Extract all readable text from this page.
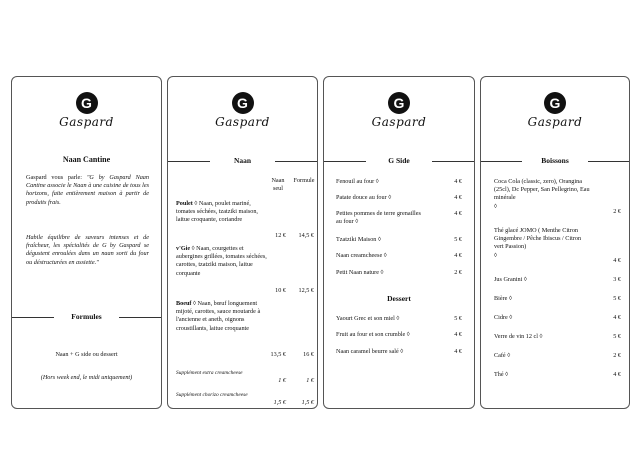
G
Gaspard
Naan Cantine
Gaspard vous parle: "G by Gaspard Naan Cantine associe le Naan à une cuisine de tous les horizons, faite entièrement maison à partir de produits frais.
Habile équilibre de saveurs intenses et de fraîcheur, les spécialités de G by Gaspard se dégustent enroulées dans un naan sorti du four ou déstructurées en assiette."
Formules
Naan + G side ou dessert
(Hors week end, le midi uniquement)
G
Gaspard
Naan
Naan seul
Formule
Poulet ◊ Naan, poulet mariné, tomates séchées, tzatziki maison, laitue croquante, coriandre
12 €	14,5 €
v'Gie ◊ Naan, courgettes et aubergines grillées, tomates séchées, carottes, tzatziki maison, laitue corquante
10 €	12,5 €
Boeuf ◊ Naan, bœuf longuement mijoté, carottes, sauce moutarde à l'ancienne et aneth, oignons croustillants, laitue croquante
13,5 €	16 €
Supplément extra creamcheese
1 €	1 €
Supplément chorizo creamcheese
1,5 €	1,5 €
G
Gaspard
G Side
Fenouil au four ◊	4 €
Patate douce au four ◊	4 €
Petites pommes de terre grenailles au four ◊
4 €
Tzatziki Maison ◊	5 €
Naan creamcheese ◊	4 €
Petit Naan nature ◊	2 €
Dessert
Yaourt Grec et son miel ◊	5 €
Fruit au four et son crumble ◊	4 €
Naan caramel beurre salé ◊	4 €
G
Gaspard
Boissons
Coca Cola (classic, zero), Orangina (25cl), Dc Pepper, San Pellegrino, Eau minérale
◊
2 €
Thé glacé JOMO ( Menthe Citron Gingembre / Pêche Ibiscus / Citron vert Passion)
◊
4 €
Jus Granini ◊	3 €
Bière ◊	5 €
Cidre ◊	4 €
Verre de vin 12 cl ◊	5 €
Café ◊	2 €
Thé ◊	4 €
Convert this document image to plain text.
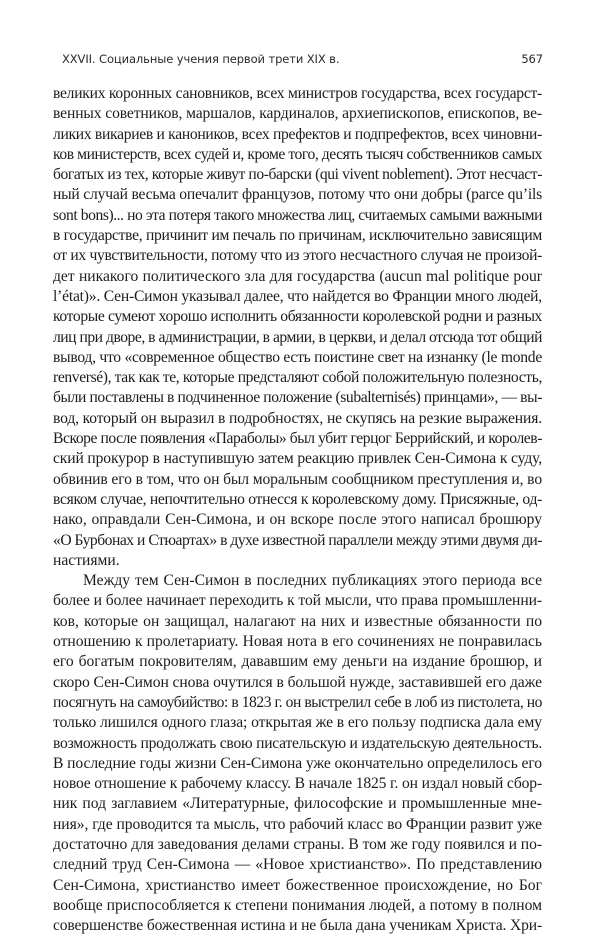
XXVII. Социальные учения первой трети XIX в.	567
великих коронных сановников, всех министров государства, всех государст-
венных советников, маршалов, кардиналов, архиепископов, епископов, ве-
ликих викариев и каноников, всех префектов и подпрефектов, всех чиновни-
ков министерств, всех судей и, кроме того, десять тысяч собственников самых
богатых из тех, которые живут по-барски (qui vivent noblement). Этот несчаст-
ный случай весьма опечалит французов, потому что они добры (parce qu’ils
sont bons)... но эта потеря такого множества лиц, считаемых самыми важными
в государстве, причинит им печаль по причинам, исключительно зависящим
от их чувствительности, потому что из этого несчастного случая не произой-
дет никакого политического зла для государства (aucun mal politique pour
l’état)». Сен-Симон указывал далее, что найдется во Франции много людей,
которые сумеют хорошо исполнить обязанности королевской родни и разных
лиц при дворе, в администрации, в армии, в церкви, и делал отсюда тот общий
вывод, что «современное общество есть поистине свет на изнанку (le monde
renversé), так как те, которые предсталяют собой положительную полезность,
были поставлены в подчиненное положение (subalternisés) принцами», — вы-
вод, который он выразил в подробностях, не скупясь на резкие выражения.
Вскоре после появления «Параболы» был убит герцог Беррийский, и королев-
ский прокурор в наступившую затем реакцию привлек Сен-Симона к суду,
обвинив его в том, что он был моральным сообщником преступления и, во
всяком случае, непочтительно отнесся к королевскому дому. Присяжные, од-
нако, оправдали Сен-Симона, и он вскоре после этого написал брошюру
«О Бурбонах и Стюартах» в духе известной параллели между этими двумя ди-
настиями.
Между тем Сен-Симон в последних публикациях этого периода все
более и более начинает переходить к той мысли, что права промышленни-
ков, которые он защищал, налагают на них и известные обязанности по
отношению к пролетариату. Новая нота в его сочинениях не понравилась
его богатым покровителям, дававшим ему деньги на издание брошюр, и
скоро Сен-Симон снова очутился в большой нужде, заставившей его даже
посягнуть на самоубийство: в 1823 г. он выстрелил себе в лоб из пистолета, но
только лишился одного глаза; открытая же в его пользу подписка дала ему
возможность продолжать свою писательскую и издательскую деятельность.
В последние годы жизни Сен-Симона уже окончательно определилось его
новое отношение к рабочему классу. В начале 1825 г. он издал новый сбор-
ник под заглавием «Литературные, философские и промышленные мне-
ния», где проводится та мысль, что рабочий класс во Франции развит уже
достаточно для заведования делами страны. В том же году появился и по-
следний труд Сен-Симона — «Новое христианство». По представлению
Сен-Симона, христианство имеет божественное происхождение, но Бог
вообще приспособляется к степени понимания людей, а потому в полном
совершенстве божественная истина и не была дана ученикам Христа. Хри-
-*-
## TASK
Above are the records. Identify each line that contains the word "séchées".

## ANSWER IN FULL
Poulet ◊ Naan, poulet mariné, tomates séchées, tzatziki maison, laitue croquante, coriandre
v'Gie ◊ Naan, courgettes et aubergines grillées, tomates séchées, carottes, tzatziki maison, laitue corquante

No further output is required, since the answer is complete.